### [PROBLEM STATEMENT]
Copy out each line of the listing that has the word "grinders" in it.

[Stored records]
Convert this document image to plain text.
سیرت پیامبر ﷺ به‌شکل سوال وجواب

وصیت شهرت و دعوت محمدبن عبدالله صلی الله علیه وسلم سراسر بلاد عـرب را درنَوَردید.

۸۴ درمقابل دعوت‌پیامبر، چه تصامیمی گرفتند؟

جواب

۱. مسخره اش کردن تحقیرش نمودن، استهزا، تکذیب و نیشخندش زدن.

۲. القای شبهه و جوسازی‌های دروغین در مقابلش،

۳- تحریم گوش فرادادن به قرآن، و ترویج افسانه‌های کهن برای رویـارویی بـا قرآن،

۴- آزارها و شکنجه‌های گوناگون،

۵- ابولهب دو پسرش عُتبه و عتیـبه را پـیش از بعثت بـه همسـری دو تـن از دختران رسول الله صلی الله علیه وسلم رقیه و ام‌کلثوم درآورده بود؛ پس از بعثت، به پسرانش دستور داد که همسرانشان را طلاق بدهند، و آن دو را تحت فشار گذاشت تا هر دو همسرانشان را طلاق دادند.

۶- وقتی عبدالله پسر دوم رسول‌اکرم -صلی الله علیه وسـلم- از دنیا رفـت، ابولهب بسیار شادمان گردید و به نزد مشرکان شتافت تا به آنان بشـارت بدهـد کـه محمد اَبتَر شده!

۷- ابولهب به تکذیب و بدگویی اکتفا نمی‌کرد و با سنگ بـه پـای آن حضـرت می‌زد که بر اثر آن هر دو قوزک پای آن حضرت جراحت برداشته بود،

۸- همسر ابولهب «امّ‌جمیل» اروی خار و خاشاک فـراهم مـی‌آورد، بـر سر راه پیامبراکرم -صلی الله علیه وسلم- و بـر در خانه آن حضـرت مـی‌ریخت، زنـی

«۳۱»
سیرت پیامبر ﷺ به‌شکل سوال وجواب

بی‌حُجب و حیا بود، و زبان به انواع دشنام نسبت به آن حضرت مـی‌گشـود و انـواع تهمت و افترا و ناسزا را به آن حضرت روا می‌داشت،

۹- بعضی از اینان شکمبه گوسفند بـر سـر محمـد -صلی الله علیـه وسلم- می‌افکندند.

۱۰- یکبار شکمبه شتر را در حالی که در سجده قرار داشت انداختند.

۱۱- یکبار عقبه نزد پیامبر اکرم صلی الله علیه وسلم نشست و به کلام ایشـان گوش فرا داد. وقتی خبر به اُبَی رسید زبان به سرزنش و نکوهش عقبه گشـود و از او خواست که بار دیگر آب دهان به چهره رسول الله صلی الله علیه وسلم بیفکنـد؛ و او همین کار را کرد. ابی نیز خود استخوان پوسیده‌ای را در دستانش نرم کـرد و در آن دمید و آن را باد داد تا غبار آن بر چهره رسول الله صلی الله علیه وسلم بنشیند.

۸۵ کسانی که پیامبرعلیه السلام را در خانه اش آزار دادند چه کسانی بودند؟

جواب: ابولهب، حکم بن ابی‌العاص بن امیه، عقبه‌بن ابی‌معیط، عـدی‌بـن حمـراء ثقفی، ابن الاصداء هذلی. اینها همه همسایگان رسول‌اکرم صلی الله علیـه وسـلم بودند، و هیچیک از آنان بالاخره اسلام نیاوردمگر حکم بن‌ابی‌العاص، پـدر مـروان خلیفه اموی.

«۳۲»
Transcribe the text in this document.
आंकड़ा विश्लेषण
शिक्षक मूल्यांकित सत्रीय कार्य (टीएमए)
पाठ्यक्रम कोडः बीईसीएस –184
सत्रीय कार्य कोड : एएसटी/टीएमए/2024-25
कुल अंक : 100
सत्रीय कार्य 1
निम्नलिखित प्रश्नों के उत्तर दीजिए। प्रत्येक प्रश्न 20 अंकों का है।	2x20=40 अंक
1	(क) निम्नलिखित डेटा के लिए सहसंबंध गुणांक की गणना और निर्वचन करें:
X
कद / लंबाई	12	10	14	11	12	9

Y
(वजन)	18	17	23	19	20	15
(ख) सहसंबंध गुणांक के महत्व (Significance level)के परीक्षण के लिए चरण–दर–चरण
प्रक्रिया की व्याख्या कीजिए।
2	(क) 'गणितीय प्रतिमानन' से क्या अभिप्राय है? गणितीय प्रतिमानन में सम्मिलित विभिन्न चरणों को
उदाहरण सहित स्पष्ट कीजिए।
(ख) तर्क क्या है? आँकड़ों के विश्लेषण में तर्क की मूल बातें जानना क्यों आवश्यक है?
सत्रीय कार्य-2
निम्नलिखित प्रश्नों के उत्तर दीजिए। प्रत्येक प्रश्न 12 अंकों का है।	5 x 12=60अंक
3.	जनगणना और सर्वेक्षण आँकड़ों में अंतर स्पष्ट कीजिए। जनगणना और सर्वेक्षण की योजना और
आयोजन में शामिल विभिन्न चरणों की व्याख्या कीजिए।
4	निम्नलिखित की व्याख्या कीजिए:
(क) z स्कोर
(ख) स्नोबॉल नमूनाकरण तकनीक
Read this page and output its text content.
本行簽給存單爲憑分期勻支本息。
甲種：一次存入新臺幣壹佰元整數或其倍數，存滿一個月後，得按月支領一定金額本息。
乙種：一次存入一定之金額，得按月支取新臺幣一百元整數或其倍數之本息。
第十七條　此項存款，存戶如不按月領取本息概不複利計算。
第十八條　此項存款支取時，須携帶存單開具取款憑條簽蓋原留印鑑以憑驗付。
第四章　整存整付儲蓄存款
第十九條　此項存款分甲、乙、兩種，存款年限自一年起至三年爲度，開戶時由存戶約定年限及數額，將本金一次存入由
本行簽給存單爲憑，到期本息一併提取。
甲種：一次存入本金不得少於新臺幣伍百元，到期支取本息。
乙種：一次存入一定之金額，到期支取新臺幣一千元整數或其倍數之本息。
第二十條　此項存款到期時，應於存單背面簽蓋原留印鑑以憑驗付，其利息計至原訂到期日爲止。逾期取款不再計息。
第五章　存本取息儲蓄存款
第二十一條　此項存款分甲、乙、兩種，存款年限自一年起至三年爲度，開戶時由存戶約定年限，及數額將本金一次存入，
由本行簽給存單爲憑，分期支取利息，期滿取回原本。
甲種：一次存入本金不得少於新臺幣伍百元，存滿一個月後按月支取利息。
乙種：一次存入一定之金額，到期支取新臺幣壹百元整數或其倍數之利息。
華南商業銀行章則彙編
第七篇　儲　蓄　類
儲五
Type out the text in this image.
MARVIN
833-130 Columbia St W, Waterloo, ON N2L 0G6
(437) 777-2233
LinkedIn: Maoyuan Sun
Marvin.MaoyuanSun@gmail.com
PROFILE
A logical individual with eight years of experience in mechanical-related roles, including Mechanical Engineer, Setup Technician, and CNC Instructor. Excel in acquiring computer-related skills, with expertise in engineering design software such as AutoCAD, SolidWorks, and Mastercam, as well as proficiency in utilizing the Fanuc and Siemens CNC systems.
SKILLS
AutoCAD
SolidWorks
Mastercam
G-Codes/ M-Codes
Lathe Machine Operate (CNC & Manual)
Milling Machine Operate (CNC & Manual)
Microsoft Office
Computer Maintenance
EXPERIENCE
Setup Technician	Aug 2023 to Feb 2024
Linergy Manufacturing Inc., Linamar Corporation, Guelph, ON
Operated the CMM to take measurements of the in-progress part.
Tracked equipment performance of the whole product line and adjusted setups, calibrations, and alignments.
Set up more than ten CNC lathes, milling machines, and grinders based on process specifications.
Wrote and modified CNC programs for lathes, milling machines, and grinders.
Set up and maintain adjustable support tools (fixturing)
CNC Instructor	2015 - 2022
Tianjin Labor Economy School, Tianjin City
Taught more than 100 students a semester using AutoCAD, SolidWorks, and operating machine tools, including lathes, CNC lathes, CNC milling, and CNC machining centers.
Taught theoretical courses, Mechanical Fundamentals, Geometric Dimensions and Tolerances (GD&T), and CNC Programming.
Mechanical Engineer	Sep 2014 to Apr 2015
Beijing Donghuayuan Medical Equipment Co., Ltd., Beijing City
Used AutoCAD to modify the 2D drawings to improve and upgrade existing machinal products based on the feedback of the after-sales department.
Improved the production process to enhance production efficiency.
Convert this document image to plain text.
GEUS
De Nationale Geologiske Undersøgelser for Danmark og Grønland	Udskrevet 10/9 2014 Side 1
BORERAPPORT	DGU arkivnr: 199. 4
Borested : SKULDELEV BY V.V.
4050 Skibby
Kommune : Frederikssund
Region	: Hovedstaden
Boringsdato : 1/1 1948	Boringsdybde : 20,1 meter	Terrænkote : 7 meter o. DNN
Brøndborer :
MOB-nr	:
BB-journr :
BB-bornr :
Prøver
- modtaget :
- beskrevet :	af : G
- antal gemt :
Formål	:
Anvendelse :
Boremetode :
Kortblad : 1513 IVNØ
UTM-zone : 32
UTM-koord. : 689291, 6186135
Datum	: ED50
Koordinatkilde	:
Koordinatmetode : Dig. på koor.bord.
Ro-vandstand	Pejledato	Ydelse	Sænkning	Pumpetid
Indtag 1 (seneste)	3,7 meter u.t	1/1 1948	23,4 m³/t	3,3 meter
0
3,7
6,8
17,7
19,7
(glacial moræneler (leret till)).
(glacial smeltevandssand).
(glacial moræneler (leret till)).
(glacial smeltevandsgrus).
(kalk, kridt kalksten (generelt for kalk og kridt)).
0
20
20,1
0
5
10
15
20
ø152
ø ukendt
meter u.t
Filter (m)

### [SOLVED EXERCISE]
Set up more than ten CNC lathes, milling machines, and grinders based on process specifications.
Wrote and modified CNC programs for lathes, milling machines, and grinders.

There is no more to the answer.